• [DESCRIPTION OF THE TASK] All of the lines below are to be transcribed faithfully, with pictures excluded from the copy.

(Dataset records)
----------

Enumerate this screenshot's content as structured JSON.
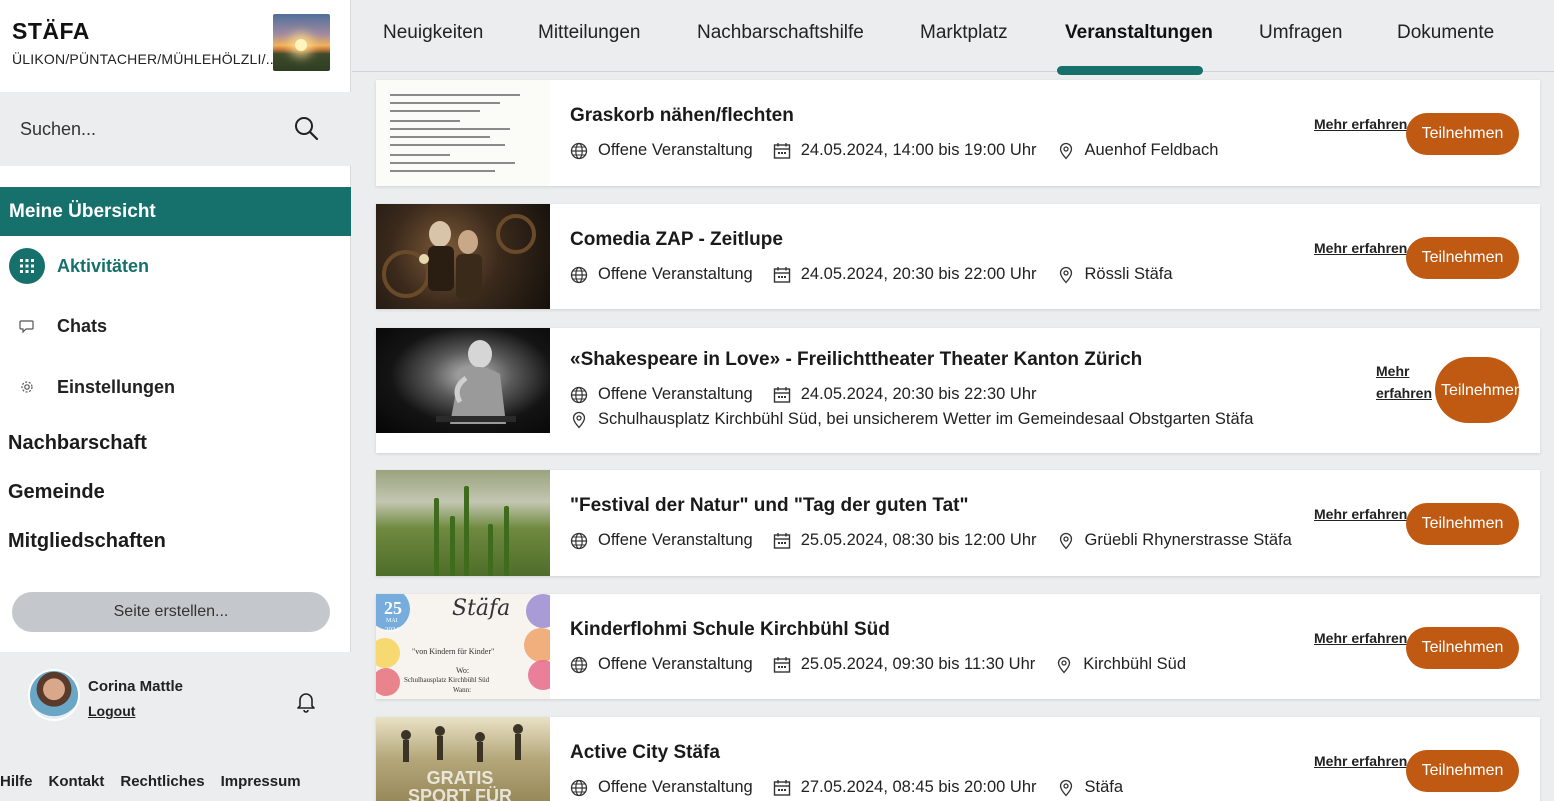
{
  "sidebar": {
    "brand_name": "STÄFA",
    "brand_sub": "ÜLIKON/PÜNTACHER/MÜHLEHÖLZLI/...",
    "search_placeholder": "Suchen...",
    "active_section": "Meine Übersicht",
    "sub_items": [
      {
        "label": "Aktivitäten",
        "icon": "grid-icon",
        "active": true
      },
      {
        "label": "Chats",
        "icon": "chat-icon",
        "active": false
      },
      {
        "label": "Einstellungen",
        "icon": "gear-icon",
        "active": false
      }
    ],
    "sections": [
      "Nachbarschaft",
      "Gemeinde",
      "Mitgliedschaften"
    ],
    "create_button": "Seite erstellen...",
    "user": {
      "name": "Corina Mattle",
      "logout": "Logout"
    },
    "footer_links": [
      "Hilfe",
      "Kontakt",
      "Rechtliches",
      "Impressum"
    ]
  },
  "tabs": [
    {
      "label": "Neuigkeiten",
      "active": false
    },
    {
      "label": "Mitteilungen",
      "active": false
    },
    {
      "label": "Nachbarschaftshilfe",
      "active": false
    },
    {
      "label": "Marktplatz",
      "active": false
    },
    {
      "label": "Veranstaltungen",
      "active": true
    },
    {
      "label": "Umfragen",
      "active": false
    },
    {
      "label": "Dokumente",
      "active": false
    }
  ],
  "events": [
    {
      "title": "Graskorb nähen/flechten",
      "type": "Offene Veranstaltung",
      "datetime": "24.05.2024, 14:00 bis 19:00 Uhr",
      "location": "Auenhof Feldbach",
      "more": "Mehr erfahren",
      "join": "Teilnehmen",
      "thumb": "document-flyer"
    },
    {
      "title": "Comedia ZAP - Zeitlupe",
      "type": "Offene Veranstaltung",
      "datetime": "24.05.2024, 20:30 bis 22:00 Uhr",
      "location": "Rössli Stäfa",
      "more": "Mehr erfahren",
      "join": "Teilnehmen",
      "thumb": "stage-performers"
    },
    {
      "title": "«Shakespeare in Love» - Freilichttheater Theater Kanton Zürich",
      "type": "Offene Veranstaltung",
      "datetime": "24.05.2024, 20:30 bis 22:30 Uhr",
      "location": "Schulhausplatz Kirchbühl Süd, bei unsicherem Wetter im Gemeindesaal Obstgarten Stäfa",
      "more": "Mehr erfahren",
      "join": "Teilnehmen",
      "thumb": "bw-actor"
    },
    {
      "title": "\"Festival der Natur\" und \"Tag der guten Tat\"",
      "type": "Offene Veranstaltung",
      "datetime": "25.05.2024, 08:30 bis 12:00 Uhr",
      "location": "Grüebli Rhynerstrasse Stäfa",
      "more": "Mehr erfahren",
      "join": "Teilnehmen",
      "thumb": "nature-plants"
    },
    {
      "title": "Kinderflohmi Schule Kirchbühl Süd",
      "type": "Offene Veranstaltung",
      "datetime": "25.05.2024, 09:30 bis 11:30 Uhr",
      "location": "Kirchbühl Süd",
      "more": "Mehr erfahren",
      "join": "Teilnehmen",
      "thumb": "kids-flyer",
      "thumb_text": {
        "day": "25",
        "month": "MAI",
        "year": "2024",
        "script": "Stäfa",
        "quote": "\"von Kindern für Kinder\"",
        "where_label": "Wo:",
        "where": "Schulhausplatz Kirchbühl Süd",
        "when_label": "Wann:"
      }
    },
    {
      "title": "Active City Stäfa",
      "type": "Offene Veranstaltung",
      "datetime": "27.05.2024, 08:45 bis 20:00 Uhr",
      "location": "Stäfa",
      "more": "Mehr erfahren",
      "join": "Teilnehmen",
      "thumb": "sport-group",
      "thumb_text": {
        "line1": "GRATIS",
        "line2": "SPORT FÜR"
      }
    }
  ],
  "colors": {
    "accent": "#16706c",
    "join_button": "#c05a12",
    "background": "#ebedef"
  }
}
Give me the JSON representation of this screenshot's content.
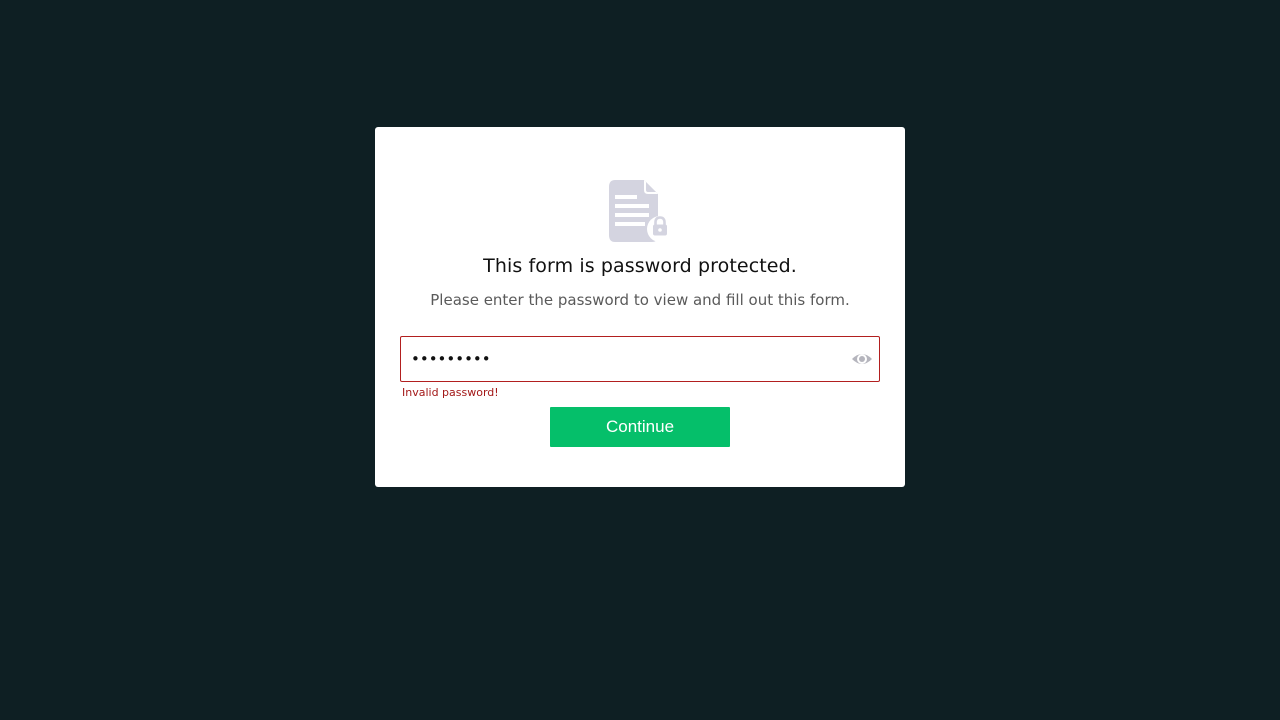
{
  "colors": {
    "background": "#0e1f23",
    "card": "#ffffff",
    "accent": "#05bf6a",
    "error": "#a31818",
    "icon": "#d4d4e0"
  },
  "card": {
    "icon": "document-lock-icon",
    "title": "This form is password protected.",
    "subtitle": "Please enter the password to view and fill out this form."
  },
  "password": {
    "value": "•••••••••",
    "toggle_icon": "eye-icon",
    "error": "Invalid password!"
  },
  "continue_button": {
    "label": "Continue"
  }
}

----------

• [TASK ANSWER]
Enumerate this screenshot's content as structured JSON.
{
  "sidebar": {
    "brand_name": "STÄFA",
    "brand_sub": "ÜLIKON/PÜNTACHER/MÜHLEHÖLZLI/...",
    "search_placeholder": "Suchen...",
    "active_section": "Meine Übersicht",
    "sub_items": [
      {
        "label": "Aktivitäten",
        "icon": "grid-icon",
        "active": true
      },
      {
        "label": "Chats",
        "icon": "chat-icon",
        "active": false
      },
      {
        "label": "Einstellungen",
        "icon": "gear-icon",
        "active": false
      }
    ],
    "sections": [
      "Nachbarschaft",
      "Gemeinde",
      "Mitgliedschaften"
    ],
    "create_button": "Seite erstellen...",
    "user": {
      "name": "Corina Mattle",
      "logout": "Logout"
    },
    "footer_links": [
      "Hilfe",
      "Kontakt",
      "Rechtliches",
      "Impressum"
    ]
  },
  "tabs": [
    {
      "label": "Neuigkeiten",
      "active": false
    },
    {
      "label": "Mitteilungen",
      "active": false
    },
    {
      "label": "Nachbarschaftshilfe",
      "active": false
    },
    {
      "label": "Marktplatz",
      "active": false
    },
    {
      "label": "Veranstaltungen",
      "active": true
    },
    {
      "label": "Umfragen",
      "active": false
    },
    {
      "label": "Dokumente",
      "active": false
    }
  ],
  "events": [
    {
      "title": "Graskorb nähen/flechten",
      "type": "Offene Veranstaltung",
      "datetime": "24.05.2024, 14:00 bis 19:00 Uhr",
      "location": "Auenhof Feldbach",
      "more": "Mehr erfahren",
      "join": "Teilnehmen",
      "thumb": "document-flyer"
    },
    {
      "title": "Comedia ZAP - Zeitlupe",
      "type": "Offene Veranstaltung",
      "datetime": "24.05.2024, 20:30 bis 22:00 Uhr",
      "location": "Rössli Stäfa",
      "more": "Mehr erfahren",
      "join": "Teilnehmen",
      "thumb": "stage-performers"
    },
    {
      "title": "«Shakespeare in Love» - Freilichttheater Theater Kanton Zürich",
      "type": "Offene Veranstaltung",
      "datetime": "24.05.2024, 20:30 bis 22:30 Uhr",
      "location": "Schulhausplatz Kirchbühl Süd, bei unsicherem Wetter im Gemeindesaal Obstgarten Stäfa",
      "more": "Mehr erfahren",
      "join": "Teilnehmen",
      "thumb": "bw-actor"
    },
    {
      "title": "\"Festival der Natur\" und \"Tag der guten Tat\"",
      "type": "Offene Veranstaltung",
      "datetime": "25.05.2024, 08:30 bis 12:00 Uhr",
      "location": "Grüebli Rhynerstrasse Stäfa",
      "more": "Mehr erfahren",
      "join": "Teilnehmen",
      "thumb": "nature-plants"
    },
    {
      "title": "Kinderflohmi Schule Kirchbühl Süd",
      "type": "Offene Veranstaltung",
      "datetime": "25.05.2024, 09:30 bis 11:30 Uhr",
      "location": "Kirchbühl Süd",
      "more": "Mehr erfahren",
      "join": "Teilnehmen",
      "thumb": "kids-flyer",
      "thumb_text": {
        "day": "25",
        "month": "MAI",
        "year": "2024",
        "script": "Stäfa",
        "quote": "\"von Kindern für Kinder\"",
        "where_label": "Wo:",
        "where": "Schulhausplatz Kirchbühl Süd",
        "when_label": "Wann:"
      }
    },
    {
      "title": "Active City Stäfa",
      "type": "Offene Veranstaltung",
      "datetime": "27.05.2024, 08:45 bis 20:00 Uhr",
      "location": "Stäfa",
      "more": "Mehr erfahren",
      "join": "Teilnehmen",
      "thumb": "sport-group",
      "thumb_text": {
        "line1": "GRATIS",
        "line2": "SPORT FÜR"
      }
    }
  ],
  "colors": {
    "accent": "#16706c",
    "join_button": "#c05a12",
    "background": "#ebedef"
  }
}
Give me the JSON representation of this screenshot's content.
{
  "colors": {
    "background": "#0e1f23",
    "card": "#ffffff",
    "accent": "#05bf6a",
    "error": "#a31818",
    "icon": "#d4d4e0"
  },
  "card": {
    "icon": "document-lock-icon",
    "title": "This form is password protected.",
    "subtitle": "Please enter the password to view and fill out this form."
  },
  "password": {
    "value": "•••••••••",
    "toggle_icon": "eye-icon",
    "error": "Invalid password!"
  },
  "continue_button": {
    "label": "Continue"
  }
}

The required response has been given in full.